→ **SET PROBLEM**
Tally the lines that contain the string "this" and state that total without comment.

=== DATA EXCERPTS ===

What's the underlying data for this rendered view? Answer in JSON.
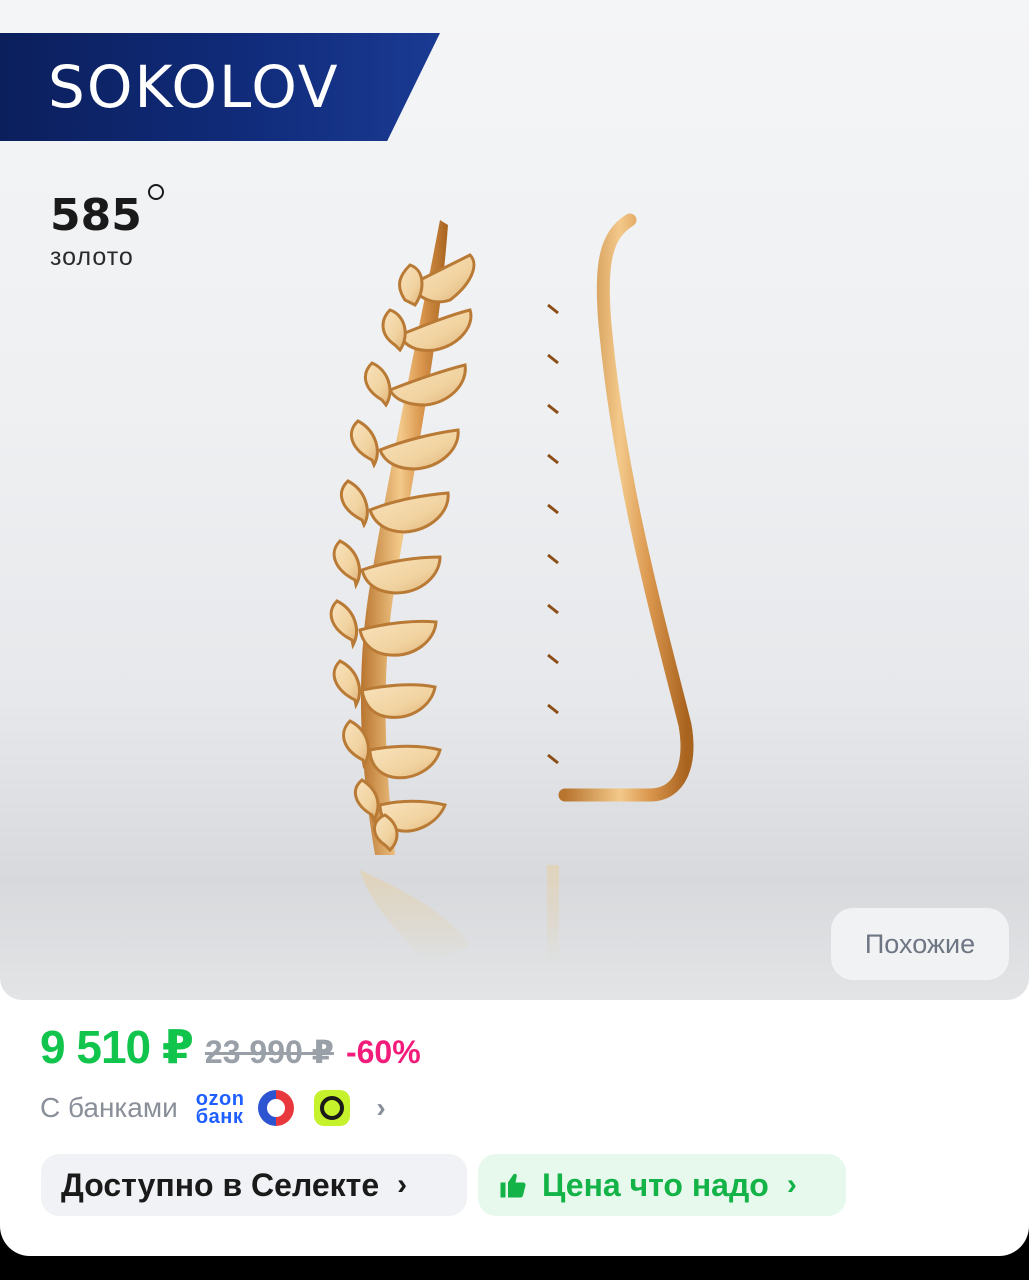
{
  "brand": {
    "name": "SOKOLOV"
  },
  "metal": {
    "purity": "585",
    "type": "золото"
  },
  "similar_button": {
    "label": "Похожие"
  },
  "price": {
    "current": "9 510 ₽",
    "old": "23 990 ₽",
    "discount": "-60%"
  },
  "banks": {
    "label": "С банками",
    "ozon_line1": "ozon",
    "ozon_line2": "банк",
    "icons": [
      "ozon-bank-icon",
      "bank-red-blue-icon",
      "bank-lime-icon"
    ]
  },
  "promos": {
    "select_label": "Доступно в Селекте",
    "price_label": "Цена что надо"
  },
  "colors": {
    "brand_blue": "#0b1f5c",
    "price_green": "#10c44c",
    "discount_pink": "#f21d7b",
    "muted": "#9aa0a8"
  }
}
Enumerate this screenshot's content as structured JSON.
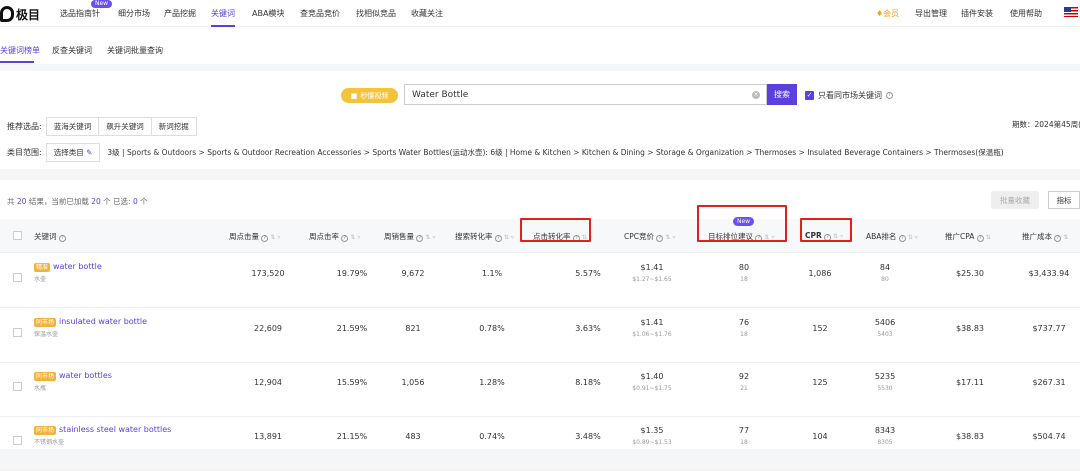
{
  "topnav": {
    "logo_text": "极目",
    "new_badge": "New",
    "items": [
      "选品指南针",
      "细分市场",
      "产品挖掘",
      "关键词",
      "ABA模块",
      "查竞品竞价",
      "找相似竞品",
      "收藏关注"
    ],
    "vip": "会员",
    "right_items": [
      "导出管理",
      "插件安装",
      "使用帮助"
    ]
  },
  "subtabs": [
    "关键词榜单",
    "反查关键词",
    "关键词批量查询"
  ],
  "search": {
    "quick_label": "秒懂视频",
    "query": "Water Bottle",
    "button": "搜索",
    "same_site_label": "只看同市场关键词"
  },
  "reco": {
    "label": "推荐选品:",
    "chips": [
      "蓝海关键词",
      "飙升关键词",
      "新词挖掘"
    ]
  },
  "period": "期数：2024第45周(",
  "category": {
    "label": "类目范围:",
    "button": "选择类目",
    "path": "3级 | Sports & Outdoors > Sports & Outdoor Recreation Accessories > Sports Water Bottles(运动水壶): 6级 | Home & Kitchen > Kitchen & Dining > Storage & Organization > Thermoses > Insulated Beverage Containers > Thermoses(保温瓶)"
  },
  "results": {
    "prefix": "共",
    "total": "20",
    "mid1": "结果，当前已加载",
    "loaded": "20",
    "mid2": "个  已选:",
    "selected": "0",
    "suffix": "个",
    "batch_fav": "批量收藏",
    "metrics": "指标"
  },
  "columns": [
    "关键词",
    "周点击量",
    "周点击率",
    "周销售量",
    "搜索转化率",
    "点击转化率",
    "CPC竞价",
    "目标排位建议",
    "CPR",
    "ABA排名",
    "推广CPA",
    "推广成本"
  ],
  "new_column_badge": "New",
  "rows": [
    {
      "tag": "精准",
      "keyword": "water bottle",
      "sub": "水壶",
      "clicks": "173,520",
      "ctr": "19.79%",
      "sales": "9,672",
      "search_cvr": "1.1%",
      "click_cvr": "5.57%",
      "cpc": "$1.41",
      "cpc_range": "$1.27~$1.65",
      "rank": "80",
      "rank_sub": "18",
      "cpr": "1,086",
      "aba": "84",
      "aba_sub": "80",
      "cpa": "$25.30",
      "cost": "$3,433.94"
    },
    {
      "tag": "同市场",
      "keyword": "insulated water bottle",
      "sub": "保温水壶",
      "clicks": "22,609",
      "ctr": "21.59%",
      "sales": "821",
      "search_cvr": "0.78%",
      "click_cvr": "3.63%",
      "cpc": "$1.41",
      "cpc_range": "$1.06~$1.76",
      "rank": "76",
      "rank_sub": "18",
      "cpr": "152",
      "aba": "5406",
      "aba_sub": "5403",
      "cpa": "$38.83",
      "cost": "$737.77"
    },
    {
      "tag": "同市场",
      "keyword": "water bottles",
      "sub": "水瓶",
      "clicks": "12,904",
      "ctr": "15.59%",
      "sales": "1,056",
      "search_cvr": "1.28%",
      "click_cvr": "8.18%",
      "cpc": "$1.40",
      "cpc_range": "$0.91~$1.75",
      "rank": "92",
      "rank_sub": "21",
      "cpr": "125",
      "aba": "5235",
      "aba_sub": "5530",
      "cpa": "$17.11",
      "cost": "$267.31"
    },
    {
      "tag": "同市场",
      "keyword": "stainless steel water bottles",
      "sub": "不锈钢水壶",
      "clicks": "13,891",
      "ctr": "21.15%",
      "sales": "483",
      "search_cvr": "0.74%",
      "click_cvr": "3.48%",
      "cpc": "$1.35",
      "cpc_range": "$0.89~$1.53",
      "rank": "77",
      "rank_sub": "18",
      "cpr": "104",
      "aba": "8343",
      "aba_sub": "8305",
      "cpa": "$38.83",
      "cost": "$504.74"
    }
  ],
  "colors": {
    "accent": "#5b3fe0",
    "tag": "#f4b23a",
    "highlight": "#e0201b"
  },
  "icons": [
    "logo-icon",
    "video-icon",
    "clear-icon",
    "info-icon",
    "edit-icon",
    "sort-icon",
    "filter-icon",
    "flag-icon"
  ]
}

===

→ **FULL RESPONSE**
2